Collected data entries
══════
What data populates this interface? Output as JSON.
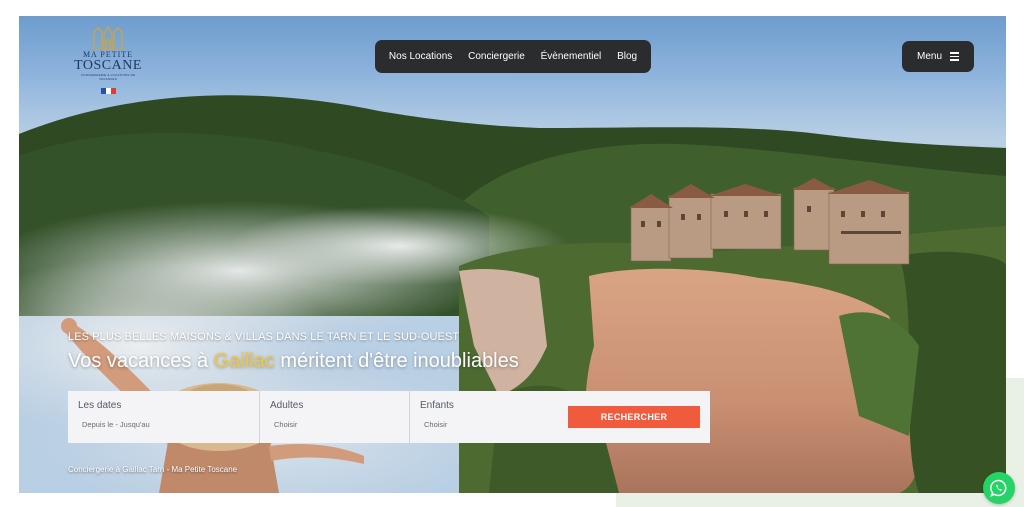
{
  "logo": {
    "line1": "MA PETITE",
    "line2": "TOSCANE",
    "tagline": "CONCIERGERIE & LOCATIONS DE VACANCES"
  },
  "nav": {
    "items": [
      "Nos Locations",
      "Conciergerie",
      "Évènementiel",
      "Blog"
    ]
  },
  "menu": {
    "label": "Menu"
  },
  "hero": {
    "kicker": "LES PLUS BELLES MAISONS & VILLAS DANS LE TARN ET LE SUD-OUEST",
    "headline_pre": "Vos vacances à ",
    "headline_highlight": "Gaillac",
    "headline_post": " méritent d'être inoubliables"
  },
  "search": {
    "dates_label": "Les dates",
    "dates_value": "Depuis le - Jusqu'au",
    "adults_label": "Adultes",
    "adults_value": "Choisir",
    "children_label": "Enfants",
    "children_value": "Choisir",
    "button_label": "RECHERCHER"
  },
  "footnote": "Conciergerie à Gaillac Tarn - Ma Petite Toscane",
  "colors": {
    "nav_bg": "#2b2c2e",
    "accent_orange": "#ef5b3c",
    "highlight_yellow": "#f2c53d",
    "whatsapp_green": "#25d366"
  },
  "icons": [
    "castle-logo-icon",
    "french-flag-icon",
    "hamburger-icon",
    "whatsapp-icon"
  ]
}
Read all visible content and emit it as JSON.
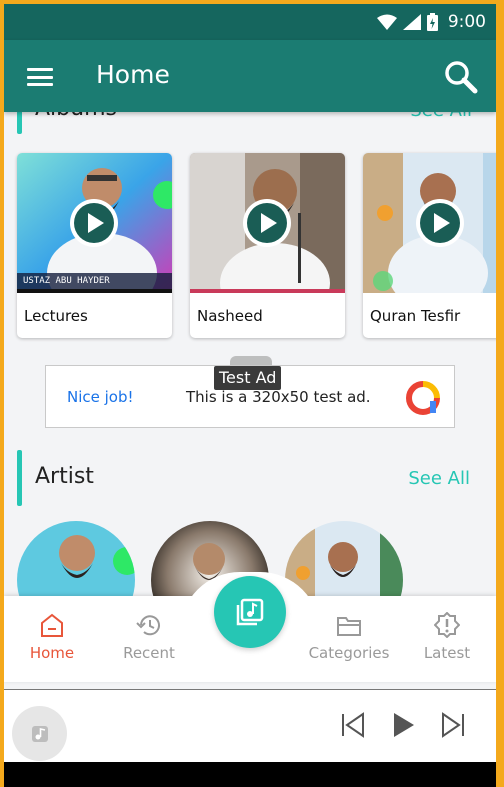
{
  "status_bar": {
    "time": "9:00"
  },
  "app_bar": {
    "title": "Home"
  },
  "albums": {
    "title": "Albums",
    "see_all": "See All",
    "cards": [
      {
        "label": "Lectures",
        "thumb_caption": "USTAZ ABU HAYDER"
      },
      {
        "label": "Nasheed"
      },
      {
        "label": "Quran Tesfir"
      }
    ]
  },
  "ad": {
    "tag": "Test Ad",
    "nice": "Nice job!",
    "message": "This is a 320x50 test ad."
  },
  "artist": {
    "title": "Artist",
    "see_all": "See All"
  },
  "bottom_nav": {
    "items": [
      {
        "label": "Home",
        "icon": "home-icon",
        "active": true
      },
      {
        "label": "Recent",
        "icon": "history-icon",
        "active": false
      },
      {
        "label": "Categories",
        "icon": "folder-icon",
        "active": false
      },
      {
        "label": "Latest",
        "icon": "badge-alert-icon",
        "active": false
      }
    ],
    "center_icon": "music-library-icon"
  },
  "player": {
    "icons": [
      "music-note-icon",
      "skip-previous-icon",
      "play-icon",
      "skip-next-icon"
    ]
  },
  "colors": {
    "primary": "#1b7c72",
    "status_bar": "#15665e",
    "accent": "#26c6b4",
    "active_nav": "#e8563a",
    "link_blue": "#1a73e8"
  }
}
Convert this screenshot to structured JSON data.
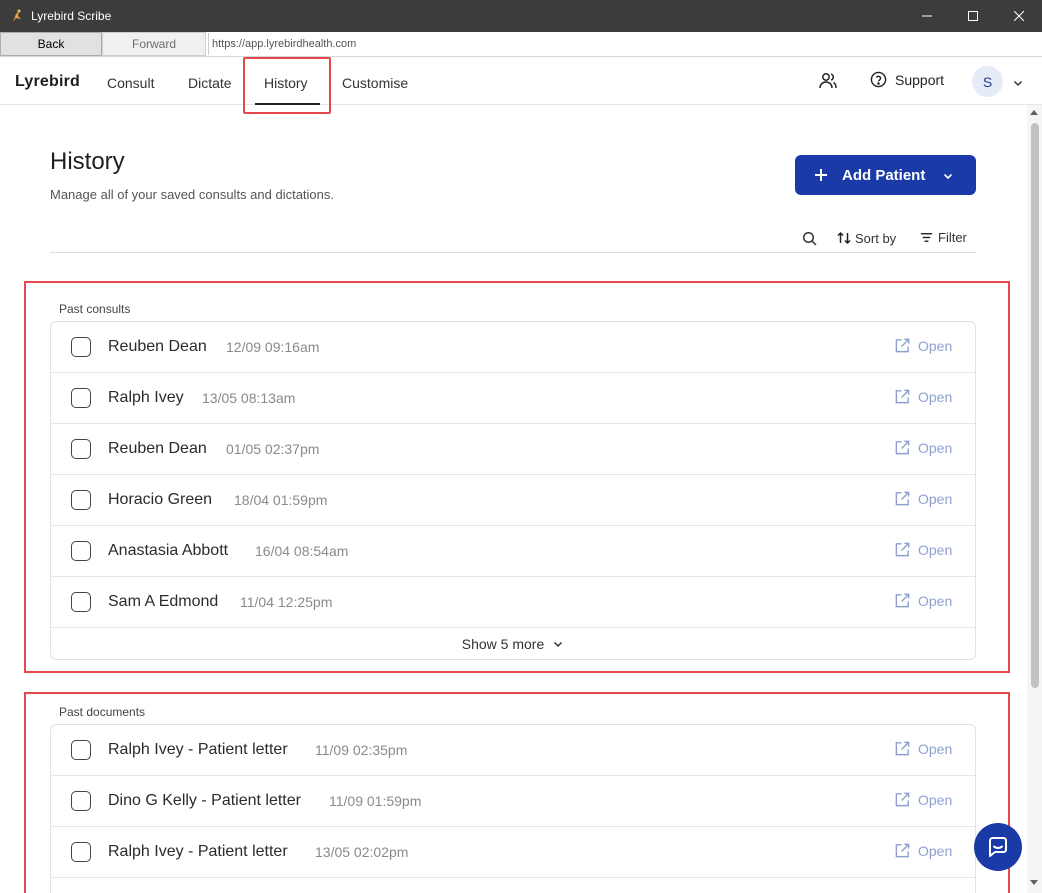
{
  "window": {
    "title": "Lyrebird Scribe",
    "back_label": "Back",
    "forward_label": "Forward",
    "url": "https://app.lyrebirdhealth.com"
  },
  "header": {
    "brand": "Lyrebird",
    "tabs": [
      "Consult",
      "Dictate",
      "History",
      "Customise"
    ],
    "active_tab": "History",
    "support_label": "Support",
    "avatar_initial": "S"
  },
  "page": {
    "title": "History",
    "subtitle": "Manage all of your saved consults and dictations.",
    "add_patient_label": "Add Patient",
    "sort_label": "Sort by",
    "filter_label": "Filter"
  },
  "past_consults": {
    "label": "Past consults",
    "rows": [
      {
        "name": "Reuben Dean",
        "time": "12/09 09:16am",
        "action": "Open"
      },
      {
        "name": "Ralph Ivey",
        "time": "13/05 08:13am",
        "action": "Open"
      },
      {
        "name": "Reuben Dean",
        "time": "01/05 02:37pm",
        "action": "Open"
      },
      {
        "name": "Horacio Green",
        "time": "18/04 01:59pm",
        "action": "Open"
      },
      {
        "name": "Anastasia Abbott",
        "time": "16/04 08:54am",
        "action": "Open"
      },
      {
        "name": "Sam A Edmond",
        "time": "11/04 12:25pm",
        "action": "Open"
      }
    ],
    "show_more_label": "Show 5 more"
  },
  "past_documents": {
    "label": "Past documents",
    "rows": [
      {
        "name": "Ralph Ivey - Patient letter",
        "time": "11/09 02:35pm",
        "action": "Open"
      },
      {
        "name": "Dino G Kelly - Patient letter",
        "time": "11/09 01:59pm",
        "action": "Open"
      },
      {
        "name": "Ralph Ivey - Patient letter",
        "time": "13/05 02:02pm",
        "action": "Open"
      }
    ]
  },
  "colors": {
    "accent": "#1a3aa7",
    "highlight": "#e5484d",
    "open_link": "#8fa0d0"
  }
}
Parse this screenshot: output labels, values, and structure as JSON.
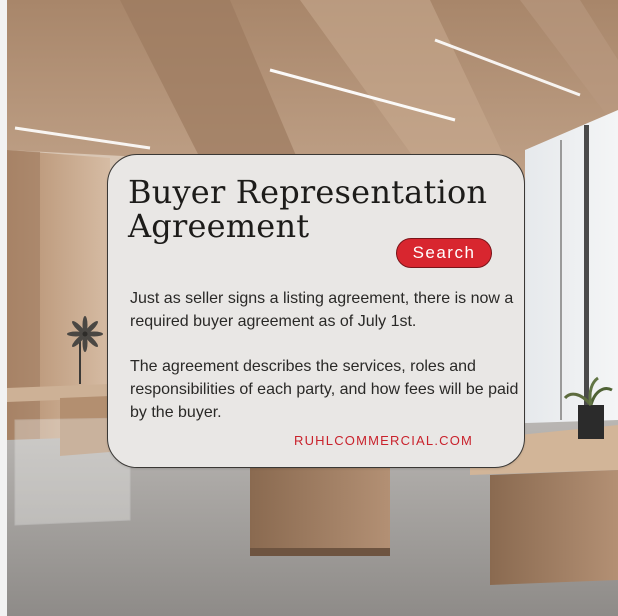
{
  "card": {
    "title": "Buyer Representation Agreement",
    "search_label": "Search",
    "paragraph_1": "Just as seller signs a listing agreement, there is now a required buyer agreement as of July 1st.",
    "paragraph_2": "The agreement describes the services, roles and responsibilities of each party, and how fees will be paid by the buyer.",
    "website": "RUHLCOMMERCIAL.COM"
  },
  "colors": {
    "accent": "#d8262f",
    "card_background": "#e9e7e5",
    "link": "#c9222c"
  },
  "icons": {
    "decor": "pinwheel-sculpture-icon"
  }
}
══════
» **TASK DETAILS**: Each line of the data is to be duplicated exactly; pictures stay out of the copy.

» **RESULT**:
What data populates this interface? Output as JSON.
{
  "logo": {
    "line1": "MA PETITE",
    "line2": "TOSCANE",
    "tagline": "CONCIERGERIE & LOCATIONS DE VACANCES"
  },
  "nav": {
    "items": [
      "Nos Locations",
      "Conciergerie",
      "Évènementiel",
      "Blog"
    ]
  },
  "menu": {
    "label": "Menu"
  },
  "hero": {
    "kicker": "LES PLUS BELLES MAISONS & VILLAS DANS LE TARN ET LE SUD-OUEST",
    "headline_pre": "Vos vacances à ",
    "headline_highlight": "Gaillac",
    "headline_post": " méritent d'être inoubliables"
  },
  "search": {
    "dates_label": "Les dates",
    "dates_value": "Depuis le - Jusqu'au",
    "adults_label": "Adultes",
    "adults_value": "Choisir",
    "children_label": "Enfants",
    "children_value": "Choisir",
    "button_label": "RECHERCHER"
  },
  "footnote": "Conciergerie à Gaillac Tarn - Ma Petite Toscane",
  "colors": {
    "nav_bg": "#2b2c2e",
    "accent_orange": "#ef5b3c",
    "highlight_yellow": "#f2c53d",
    "whatsapp_green": "#25d366"
  },
  "icons": [
    "castle-logo-icon",
    "french-flag-icon",
    "hamburger-icon",
    "whatsapp-icon"
  ]
}
Read all visible content and emit it as JSON.
{
  "status_bar": {
    "time": "9:00"
  },
  "app_bar": {
    "title": "Home"
  },
  "albums": {
    "title": "Albums",
    "see_all": "See All",
    "cards": [
      {
        "label": "Lectures",
        "thumb_caption": "USTAZ ABU HAYDER"
      },
      {
        "label": "Nasheed"
      },
      {
        "label": "Quran Tesfir"
      }
    ]
  },
  "ad": {
    "tag": "Test Ad",
    "nice": "Nice job!",
    "message": "This is a 320x50 test ad."
  },
  "artist": {
    "title": "Artist",
    "see_all": "See All"
  },
  "bottom_nav": {
    "items": [
      {
        "label": "Home",
        "icon": "home-icon",
        "active": true
      },
      {
        "label": "Recent",
        "icon": "history-icon",
        "active": false
      },
      {
        "label": "Categories",
        "icon": "folder-icon",
        "active": false
      },
      {
        "label": "Latest",
        "icon": "badge-alert-icon",
        "active": false
      }
    ],
    "center_icon": "music-library-icon"
  },
  "player": {
    "icons": [
      "music-note-icon",
      "skip-previous-icon",
      "play-icon",
      "skip-next-icon"
    ]
  },
  "colors": {
    "primary": "#1b7c72",
    "status_bar": "#15665e",
    "accent": "#26c6b4",
    "active_nav": "#e8563a",
    "link_blue": "#1a73e8"
  }
}
Convert this screenshot to structured JSON data.
{
  "window": {
    "title": "Lyrebird Scribe",
    "back_label": "Back",
    "forward_label": "Forward",
    "url": "https://app.lyrebirdhealth.com"
  },
  "header": {
    "brand": "Lyrebird",
    "tabs": [
      "Consult",
      "Dictate",
      "History",
      "Customise"
    ],
    "active_tab": "History",
    "support_label": "Support",
    "avatar_initial": "S"
  },
  "page": {
    "title": "History",
    "subtitle": "Manage all of your saved consults and dictations.",
    "add_patient_label": "Add Patient",
    "sort_label": "Sort by",
    "filter_label": "Filter"
  },
  "past_consults": {
    "label": "Past consults",
    "rows": [
      {
        "name": "Reuben Dean",
        "time": "12/09 09:16am",
        "action": "Open"
      },
      {
        "name": "Ralph Ivey",
        "time": "13/05 08:13am",
        "action": "Open"
      },
      {
        "name": "Reuben Dean",
        "time": "01/05 02:37pm",
        "action": "Open"
      },
      {
        "name": "Horacio Green",
        "time": "18/04 01:59pm",
        "action": "Open"
      },
      {
        "name": "Anastasia Abbott",
        "time": "16/04 08:54am",
        "action": "Open"
      },
      {
        "name": "Sam A Edmond",
        "time": "11/04 12:25pm",
        "action": "Open"
      }
    ],
    "show_more_label": "Show 5 more"
  },
  "past_documents": {
    "label": "Past documents",
    "rows": [
      {
        "name": "Ralph Ivey - Patient letter",
        "time": "11/09 02:35pm",
        "action": "Open"
      },
      {
        "name": "Dino G Kelly - Patient letter",
        "time": "11/09 01:59pm",
        "action": "Open"
      },
      {
        "name": "Ralph Ivey - Patient letter",
        "time": "13/05 02:02pm",
        "action": "Open"
      }
    ]
  },
  "colors": {
    "accent": "#1a3aa7",
    "highlight": "#e5484d",
    "open_link": "#8fa0d0"
  }
}
Parse this screenshot: output labels, values, and structure as JSON.
{
  "card": {
    "title": "Buyer Representation Agreement",
    "search_label": "Search",
    "paragraph_1": "Just as seller signs a listing agreement, there is now a required buyer agreement as of July 1st.",
    "paragraph_2": "The agreement describes the services, roles and responsibilities of each party, and how fees will be paid by the buyer.",
    "website": "RUHLCOMMERCIAL.COM"
  },
  "colors": {
    "accent": "#d8262f",
    "card_background": "#e9e7e5",
    "link": "#c9222c"
  },
  "icons": {
    "decor": "pinwheel-sculpture-icon"
  }
}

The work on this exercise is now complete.